Dataset content:
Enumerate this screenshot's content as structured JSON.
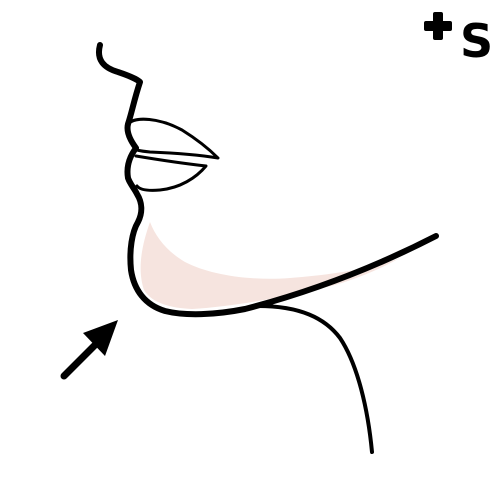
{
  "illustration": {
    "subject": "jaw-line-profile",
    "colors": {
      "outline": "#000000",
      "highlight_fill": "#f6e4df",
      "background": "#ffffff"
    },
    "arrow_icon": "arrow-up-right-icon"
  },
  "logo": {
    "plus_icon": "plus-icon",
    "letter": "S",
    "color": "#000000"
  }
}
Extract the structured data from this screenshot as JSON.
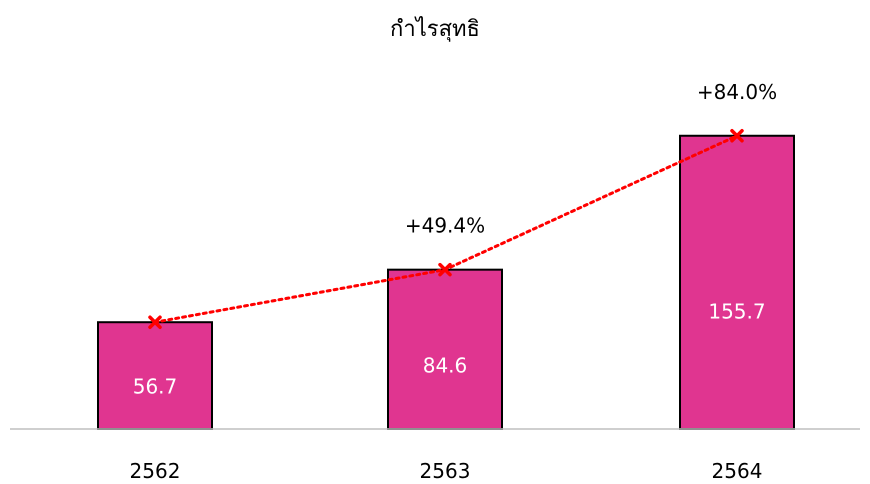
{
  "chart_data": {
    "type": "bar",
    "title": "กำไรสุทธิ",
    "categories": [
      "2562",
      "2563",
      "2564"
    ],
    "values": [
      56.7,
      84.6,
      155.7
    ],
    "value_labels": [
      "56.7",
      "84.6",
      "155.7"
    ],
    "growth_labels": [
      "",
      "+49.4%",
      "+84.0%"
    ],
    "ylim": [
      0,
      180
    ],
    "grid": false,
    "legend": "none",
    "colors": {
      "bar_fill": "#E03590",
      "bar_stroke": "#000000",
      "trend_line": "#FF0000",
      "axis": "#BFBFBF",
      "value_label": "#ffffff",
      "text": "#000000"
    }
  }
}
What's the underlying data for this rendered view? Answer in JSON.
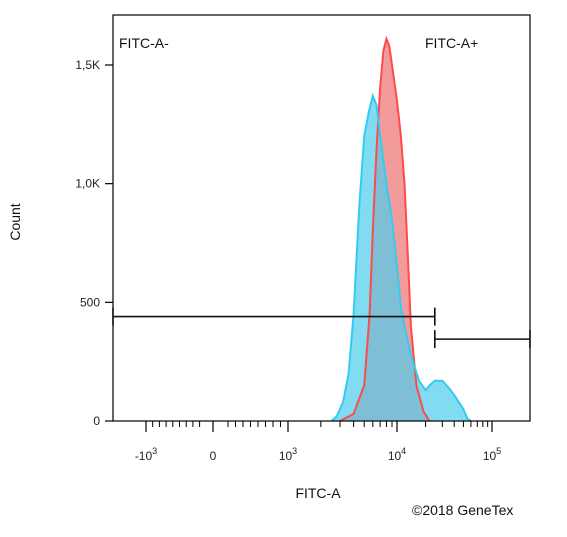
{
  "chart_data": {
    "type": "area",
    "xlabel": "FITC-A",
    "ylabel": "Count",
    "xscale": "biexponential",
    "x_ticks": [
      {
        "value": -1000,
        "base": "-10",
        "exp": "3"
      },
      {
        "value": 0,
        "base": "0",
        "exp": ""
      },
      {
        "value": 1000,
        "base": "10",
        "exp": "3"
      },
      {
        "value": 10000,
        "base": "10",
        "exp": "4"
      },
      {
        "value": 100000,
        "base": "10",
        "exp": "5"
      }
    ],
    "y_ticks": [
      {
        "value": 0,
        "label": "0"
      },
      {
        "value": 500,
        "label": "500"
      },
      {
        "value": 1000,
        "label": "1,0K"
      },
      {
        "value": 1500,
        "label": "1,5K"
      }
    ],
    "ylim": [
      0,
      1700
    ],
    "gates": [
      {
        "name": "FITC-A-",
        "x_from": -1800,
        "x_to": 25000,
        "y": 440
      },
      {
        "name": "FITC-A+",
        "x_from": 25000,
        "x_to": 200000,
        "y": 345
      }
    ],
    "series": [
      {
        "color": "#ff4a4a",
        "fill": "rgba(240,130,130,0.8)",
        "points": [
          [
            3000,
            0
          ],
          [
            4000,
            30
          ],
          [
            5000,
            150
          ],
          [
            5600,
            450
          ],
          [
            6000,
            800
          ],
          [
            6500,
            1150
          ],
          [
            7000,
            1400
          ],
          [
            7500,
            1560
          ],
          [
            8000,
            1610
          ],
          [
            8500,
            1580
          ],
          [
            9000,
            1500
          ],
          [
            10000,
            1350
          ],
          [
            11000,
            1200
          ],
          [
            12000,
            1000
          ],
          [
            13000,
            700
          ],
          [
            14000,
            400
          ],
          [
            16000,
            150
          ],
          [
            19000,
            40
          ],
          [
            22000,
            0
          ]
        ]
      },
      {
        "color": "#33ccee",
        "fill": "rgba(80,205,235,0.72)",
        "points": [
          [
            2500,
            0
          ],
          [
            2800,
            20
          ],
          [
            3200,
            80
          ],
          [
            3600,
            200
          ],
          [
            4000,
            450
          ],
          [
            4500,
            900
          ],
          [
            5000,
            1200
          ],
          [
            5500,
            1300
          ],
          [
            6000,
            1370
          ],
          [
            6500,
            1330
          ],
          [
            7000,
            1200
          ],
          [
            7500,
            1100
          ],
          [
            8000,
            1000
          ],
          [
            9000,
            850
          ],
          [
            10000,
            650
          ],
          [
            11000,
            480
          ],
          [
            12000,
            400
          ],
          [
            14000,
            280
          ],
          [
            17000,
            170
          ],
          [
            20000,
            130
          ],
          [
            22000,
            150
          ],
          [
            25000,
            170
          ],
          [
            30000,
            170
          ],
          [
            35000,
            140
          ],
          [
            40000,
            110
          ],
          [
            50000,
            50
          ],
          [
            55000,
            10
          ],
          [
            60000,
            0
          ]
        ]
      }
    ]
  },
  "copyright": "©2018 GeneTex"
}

Set exercise: Above are records with pictures; repeat the records exactly and leave the pictures out.

Written solution:
Enumerate this screenshot's content as structured JSON.
{
  "illustration": {
    "subject": "jaw-line-profile",
    "colors": {
      "outline": "#000000",
      "highlight_fill": "#f6e4df",
      "background": "#ffffff"
    },
    "arrow_icon": "arrow-up-right-icon"
  },
  "logo": {
    "plus_icon": "plus-icon",
    "letter": "S",
    "color": "#000000"
  }
}
Extract the structured data from this screenshot as JSON.
{
  "chart_data": {
    "type": "bar",
    "title": "กำไรสุทธิ",
    "categories": [
      "2562",
      "2563",
      "2564"
    ],
    "values": [
      56.7,
      84.6,
      155.7
    ],
    "value_labels": [
      "56.7",
      "84.6",
      "155.7"
    ],
    "growth_labels": [
      "",
      "+49.4%",
      "+84.0%"
    ],
    "ylim": [
      0,
      180
    ],
    "grid": false,
    "legend": "none",
    "colors": {
      "bar_fill": "#E03590",
      "bar_stroke": "#000000",
      "trend_line": "#FF0000",
      "axis": "#BFBFBF",
      "value_label": "#ffffff",
      "text": "#000000"
    }
  }
}
What's the underlying data for this rendered view? Answer in JSON.
{
  "chart_data": {
    "type": "area",
    "xlabel": "FITC-A",
    "ylabel": "Count",
    "xscale": "biexponential",
    "x_ticks": [
      {
        "value": -1000,
        "base": "-10",
        "exp": "3"
      },
      {
        "value": 0,
        "base": "0",
        "exp": ""
      },
      {
        "value": 1000,
        "base": "10",
        "exp": "3"
      },
      {
        "value": 10000,
        "base": "10",
        "exp": "4"
      },
      {
        "value": 100000,
        "base": "10",
        "exp": "5"
      }
    ],
    "y_ticks": [
      {
        "value": 0,
        "label": "0"
      },
      {
        "value": 500,
        "label": "500"
      },
      {
        "value": 1000,
        "label": "1,0K"
      },
      {
        "value": 1500,
        "label": "1,5K"
      }
    ],
    "ylim": [
      0,
      1700
    ],
    "gates": [
      {
        "name": "FITC-A-",
        "x_from": -1800,
        "x_to": 25000,
        "y": 440
      },
      {
        "name": "FITC-A+",
        "x_from": 25000,
        "x_to": 200000,
        "y": 345
      }
    ],
    "series": [
      {
        "color": "#ff4a4a",
        "fill": "rgba(240,130,130,0.8)",
        "points": [
          [
            3000,
            0
          ],
          [
            4000,
            30
          ],
          [
            5000,
            150
          ],
          [
            5600,
            450
          ],
          [
            6000,
            800
          ],
          [
            6500,
            1150
          ],
          [
            7000,
            1400
          ],
          [
            7500,
            1560
          ],
          [
            8000,
            1610
          ],
          [
            8500,
            1580
          ],
          [
            9000,
            1500
          ],
          [
            10000,
            1350
          ],
          [
            11000,
            1200
          ],
          [
            12000,
            1000
          ],
          [
            13000,
            700
          ],
          [
            14000,
            400
          ],
          [
            16000,
            150
          ],
          [
            19000,
            40
          ],
          [
            22000,
            0
          ]
        ]
      },
      {
        "color": "#33ccee",
        "fill": "rgba(80,205,235,0.72)",
        "points": [
          [
            2500,
            0
          ],
          [
            2800,
            20
          ],
          [
            3200,
            80
          ],
          [
            3600,
            200
          ],
          [
            4000,
            450
          ],
          [
            4500,
            900
          ],
          [
            5000,
            1200
          ],
          [
            5500,
            1300
          ],
          [
            6000,
            1370
          ],
          [
            6500,
            1330
          ],
          [
            7000,
            1200
          ],
          [
            7500,
            1100
          ],
          [
            8000,
            1000
          ],
          [
            9000,
            850
          ],
          [
            10000,
            650
          ],
          [
            11000,
            480
          ],
          [
            12000,
            400
          ],
          [
            14000,
            280
          ],
          [
            17000,
            170
          ],
          [
            20000,
            130
          ],
          [
            22000,
            150
          ],
          [
            25000,
            170
          ],
          [
            30000,
            170
          ],
          [
            35000,
            140
          ],
          [
            40000,
            110
          ],
          [
            50000,
            50
          ],
          [
            55000,
            10
          ],
          [
            60000,
            0
          ]
        ]
      }
    ]
  },
  "copyright": "©2018 GeneTex"
}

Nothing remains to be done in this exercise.